▶ EXERCISE REQUIREMENTS: Count how many lines below contain the word "color", then give that number alone.

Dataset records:
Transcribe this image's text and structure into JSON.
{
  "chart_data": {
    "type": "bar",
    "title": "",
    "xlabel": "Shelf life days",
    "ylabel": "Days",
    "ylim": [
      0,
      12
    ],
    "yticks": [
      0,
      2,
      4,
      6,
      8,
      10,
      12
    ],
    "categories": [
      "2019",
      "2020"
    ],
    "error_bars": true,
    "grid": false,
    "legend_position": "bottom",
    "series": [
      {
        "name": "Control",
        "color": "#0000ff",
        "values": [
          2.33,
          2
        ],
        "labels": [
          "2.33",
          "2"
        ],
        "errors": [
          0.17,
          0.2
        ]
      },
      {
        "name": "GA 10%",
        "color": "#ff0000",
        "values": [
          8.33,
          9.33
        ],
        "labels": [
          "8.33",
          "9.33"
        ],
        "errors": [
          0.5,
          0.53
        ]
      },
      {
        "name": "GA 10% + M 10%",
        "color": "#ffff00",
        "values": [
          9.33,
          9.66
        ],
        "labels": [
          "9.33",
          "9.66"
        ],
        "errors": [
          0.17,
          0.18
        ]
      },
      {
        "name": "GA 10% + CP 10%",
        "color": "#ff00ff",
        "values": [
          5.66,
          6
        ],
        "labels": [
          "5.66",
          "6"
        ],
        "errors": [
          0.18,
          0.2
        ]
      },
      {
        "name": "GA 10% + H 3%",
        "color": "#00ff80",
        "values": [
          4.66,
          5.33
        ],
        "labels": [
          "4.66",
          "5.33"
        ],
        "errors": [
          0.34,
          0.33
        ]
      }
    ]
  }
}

▶ FINAL ANSWER: 5